- PAGE EXCERPT:
▼▼▼
Another area of concern is the placement of junction boxes. Junction boxes may be used for splice points, floor receptacles, lighting outlets, as well as for data and communications. On this project, listed raceway connections from electrical nonmetallic tubing (ENT) to conduit fittings embedded in these slabs were used. Note that per NEC 362.6, ENT and associated fittings shall be listed; see Electrical Nonmetallic Tubing Fittings (FKKY) on UL Product iQ (

This building was constructed with post-tension slabs; therefore, critical consideration must be given to the location of raceways, cables, and electrical boxes (see Post Tensioning Institute (PTI) Manual and the architectural and structural pages of the plans). There is the crush zone at 18 in. out from the point of tensioning at a 45-degree angle where no electrical device should be placed (PTI Manual, 10.2.1/Fig. 10-1).  The installer needs to maintain two feet on each side of pour joints with rigid steel raceways to prevent breakage. The manual also recommended 6-in. spacing from the tendon cables for placement of electrical system components.
▲▲▲
- DATASET EXTRACT:
▼▼▼
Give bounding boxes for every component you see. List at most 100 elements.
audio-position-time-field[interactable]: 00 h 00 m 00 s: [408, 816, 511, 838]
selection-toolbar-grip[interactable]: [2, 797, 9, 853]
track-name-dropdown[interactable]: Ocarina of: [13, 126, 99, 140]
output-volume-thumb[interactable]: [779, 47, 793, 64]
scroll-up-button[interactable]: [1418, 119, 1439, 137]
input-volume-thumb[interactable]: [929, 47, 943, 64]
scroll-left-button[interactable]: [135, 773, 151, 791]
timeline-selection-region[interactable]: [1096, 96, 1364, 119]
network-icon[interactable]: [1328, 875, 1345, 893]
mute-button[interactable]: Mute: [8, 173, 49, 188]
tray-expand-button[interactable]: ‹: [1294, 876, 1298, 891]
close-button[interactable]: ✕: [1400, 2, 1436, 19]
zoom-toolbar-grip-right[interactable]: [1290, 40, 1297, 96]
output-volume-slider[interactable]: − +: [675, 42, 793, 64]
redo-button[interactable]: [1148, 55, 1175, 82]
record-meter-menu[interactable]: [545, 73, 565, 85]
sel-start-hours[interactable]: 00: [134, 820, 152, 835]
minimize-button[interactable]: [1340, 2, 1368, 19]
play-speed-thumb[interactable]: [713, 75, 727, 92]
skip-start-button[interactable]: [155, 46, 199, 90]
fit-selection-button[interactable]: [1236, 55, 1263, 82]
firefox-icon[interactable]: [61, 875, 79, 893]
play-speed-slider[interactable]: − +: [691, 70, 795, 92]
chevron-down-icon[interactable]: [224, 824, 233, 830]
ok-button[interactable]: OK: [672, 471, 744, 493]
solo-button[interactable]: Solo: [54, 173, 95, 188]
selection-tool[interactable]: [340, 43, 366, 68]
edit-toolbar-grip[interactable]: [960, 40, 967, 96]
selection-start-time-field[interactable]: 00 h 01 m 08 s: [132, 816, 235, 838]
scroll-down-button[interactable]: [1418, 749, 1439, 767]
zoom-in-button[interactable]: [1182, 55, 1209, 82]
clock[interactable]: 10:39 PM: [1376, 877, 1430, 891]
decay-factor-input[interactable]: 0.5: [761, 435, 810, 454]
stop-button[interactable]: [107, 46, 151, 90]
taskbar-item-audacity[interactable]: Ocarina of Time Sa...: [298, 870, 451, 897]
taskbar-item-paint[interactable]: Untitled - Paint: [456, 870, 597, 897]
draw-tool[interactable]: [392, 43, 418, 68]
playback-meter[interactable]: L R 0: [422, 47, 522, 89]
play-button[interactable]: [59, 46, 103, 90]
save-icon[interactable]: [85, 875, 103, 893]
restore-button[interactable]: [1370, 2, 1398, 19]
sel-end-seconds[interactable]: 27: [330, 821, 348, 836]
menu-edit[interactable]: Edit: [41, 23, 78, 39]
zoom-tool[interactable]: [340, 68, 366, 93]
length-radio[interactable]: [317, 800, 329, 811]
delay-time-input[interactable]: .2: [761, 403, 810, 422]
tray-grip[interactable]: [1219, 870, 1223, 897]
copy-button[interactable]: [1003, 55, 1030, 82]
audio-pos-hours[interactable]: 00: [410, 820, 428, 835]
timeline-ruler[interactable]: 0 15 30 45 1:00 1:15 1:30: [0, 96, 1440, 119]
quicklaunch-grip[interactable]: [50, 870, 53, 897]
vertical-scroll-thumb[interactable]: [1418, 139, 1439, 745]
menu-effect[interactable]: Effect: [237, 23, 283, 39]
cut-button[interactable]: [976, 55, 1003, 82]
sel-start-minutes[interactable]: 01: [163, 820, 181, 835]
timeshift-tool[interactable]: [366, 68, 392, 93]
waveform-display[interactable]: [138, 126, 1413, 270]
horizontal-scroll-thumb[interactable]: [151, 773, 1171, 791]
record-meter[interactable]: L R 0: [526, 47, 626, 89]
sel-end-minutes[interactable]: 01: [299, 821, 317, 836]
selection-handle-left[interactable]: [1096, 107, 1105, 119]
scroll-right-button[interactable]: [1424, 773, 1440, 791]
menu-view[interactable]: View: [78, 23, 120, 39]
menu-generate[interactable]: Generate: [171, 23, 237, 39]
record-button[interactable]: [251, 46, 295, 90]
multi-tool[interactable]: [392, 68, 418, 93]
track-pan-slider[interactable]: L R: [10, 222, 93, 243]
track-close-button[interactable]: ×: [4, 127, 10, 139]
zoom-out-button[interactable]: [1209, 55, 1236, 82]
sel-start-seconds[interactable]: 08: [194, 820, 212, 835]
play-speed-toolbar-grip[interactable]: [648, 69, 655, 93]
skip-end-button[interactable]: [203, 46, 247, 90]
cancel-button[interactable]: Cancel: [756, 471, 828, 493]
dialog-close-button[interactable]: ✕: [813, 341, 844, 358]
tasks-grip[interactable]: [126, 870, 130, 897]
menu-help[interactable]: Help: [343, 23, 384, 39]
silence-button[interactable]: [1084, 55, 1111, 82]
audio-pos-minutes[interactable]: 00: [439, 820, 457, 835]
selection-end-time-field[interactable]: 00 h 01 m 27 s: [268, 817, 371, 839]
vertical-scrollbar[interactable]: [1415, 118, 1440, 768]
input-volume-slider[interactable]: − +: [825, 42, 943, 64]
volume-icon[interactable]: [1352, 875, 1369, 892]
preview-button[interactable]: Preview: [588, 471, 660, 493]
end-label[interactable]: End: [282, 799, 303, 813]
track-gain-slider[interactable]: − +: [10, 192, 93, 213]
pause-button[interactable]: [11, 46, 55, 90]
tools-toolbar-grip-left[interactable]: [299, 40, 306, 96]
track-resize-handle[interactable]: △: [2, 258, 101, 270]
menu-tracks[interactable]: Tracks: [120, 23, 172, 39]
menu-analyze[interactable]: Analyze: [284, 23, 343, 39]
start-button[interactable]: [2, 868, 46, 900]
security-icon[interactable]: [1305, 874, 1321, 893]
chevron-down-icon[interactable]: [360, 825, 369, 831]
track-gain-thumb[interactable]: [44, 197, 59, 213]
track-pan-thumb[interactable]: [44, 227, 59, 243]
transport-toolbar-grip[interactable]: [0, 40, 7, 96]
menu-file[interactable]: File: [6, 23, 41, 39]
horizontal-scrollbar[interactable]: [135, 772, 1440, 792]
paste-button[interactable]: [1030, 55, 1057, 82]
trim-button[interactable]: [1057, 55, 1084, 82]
▲▲▲
Rewrite the post-tension slab passage from "This building was" to "electrical system components.", swapping "pour joints" for "construction joints".

- FINISHED TASK:
This building was constructed with post-tension slabs; therefore, critical consideration must be given to the location of raceways, cables, and electrical boxes (see Post Tensioning Institute (PTI) Manual and the architectural and structural pages of the plans). There is the crush zone at 18 in. out from the point of tensioning at a 45-degree angle where no electrical device should be placed (PTI Manual, 10.2.1/Fig. 10-1).  The installer needs to maintain two feet on each side of construction joints with rigid steel raceways to prevent breakage. The manual also recommended 6-in. spacing from the tendon cables for placement of electrical system components.